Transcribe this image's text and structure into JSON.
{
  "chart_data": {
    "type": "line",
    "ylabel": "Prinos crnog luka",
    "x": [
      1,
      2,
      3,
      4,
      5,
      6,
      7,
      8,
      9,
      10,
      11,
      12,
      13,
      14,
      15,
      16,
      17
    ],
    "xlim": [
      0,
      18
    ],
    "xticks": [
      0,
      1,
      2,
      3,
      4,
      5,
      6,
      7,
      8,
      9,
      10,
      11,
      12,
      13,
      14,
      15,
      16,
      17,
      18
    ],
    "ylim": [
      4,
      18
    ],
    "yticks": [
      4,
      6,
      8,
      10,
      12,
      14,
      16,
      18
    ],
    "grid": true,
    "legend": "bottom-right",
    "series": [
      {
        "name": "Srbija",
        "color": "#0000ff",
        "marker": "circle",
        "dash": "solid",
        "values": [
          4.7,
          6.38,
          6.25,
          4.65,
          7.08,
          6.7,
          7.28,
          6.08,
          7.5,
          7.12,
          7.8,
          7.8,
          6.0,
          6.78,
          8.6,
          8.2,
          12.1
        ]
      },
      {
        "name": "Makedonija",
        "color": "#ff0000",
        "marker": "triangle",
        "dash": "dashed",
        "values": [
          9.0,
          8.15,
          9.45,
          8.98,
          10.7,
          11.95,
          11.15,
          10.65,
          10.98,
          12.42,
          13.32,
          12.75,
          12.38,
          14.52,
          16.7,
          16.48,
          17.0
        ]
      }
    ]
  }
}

###

### Description of the task
Retype the whole listing above exactly.

### Complete response
Transcribe this image's text and structure into JSON.
{
  "chart_data": {
    "type": "line",
    "ylabel": "Prinos crnog luka",
    "x": [
      1,
      2,
      3,
      4,
      5,
      6,
      7,
      8,
      9,
      10,
      11,
      12,
      13,
      14,
      15,
      16,
      17
    ],
    "xlim": [
      0,
      18
    ],
    "xticks": [
      0,
      1,
      2,
      3,
      4,
      5,
      6,
      7,
      8,
      9,
      10,
      11,
      12,
      13,
      14,
      15,
      16,
      17,
      18
    ],
    "ylim": [
      4,
      18
    ],
    "yticks": [
      4,
      6,
      8,
      10,
      12,
      14,
      16,
      18
    ],
    "grid": true,
    "legend": "bottom-right",
    "series": [
      {
        "name": "Srbija",
        "color": "#0000ff",
        "marker": "circle",
        "dash": "solid",
        "values": [
          4.7,
          6.38,
          6.25,
          4.65,
          7.08,
          6.7,
          7.28,
          6.08,
          7.5,
          7.12,
          7.8,
          7.8,
          6.0,
          6.78,
          8.6,
          8.2,
          12.1
        ]
      },
      {
        "name": "Makedonija",
        "color": "#ff0000",
        "marker": "triangle",
        "dash": "dashed",
        "values": [
          9.0,
          8.15,
          9.45,
          8.98,
          10.7,
          11.95,
          11.15,
          10.65,
          10.98,
          12.42,
          13.32,
          12.75,
          12.38,
          14.52,
          16.7,
          16.48,
          17.0
        ]
      }
    ]
  }
}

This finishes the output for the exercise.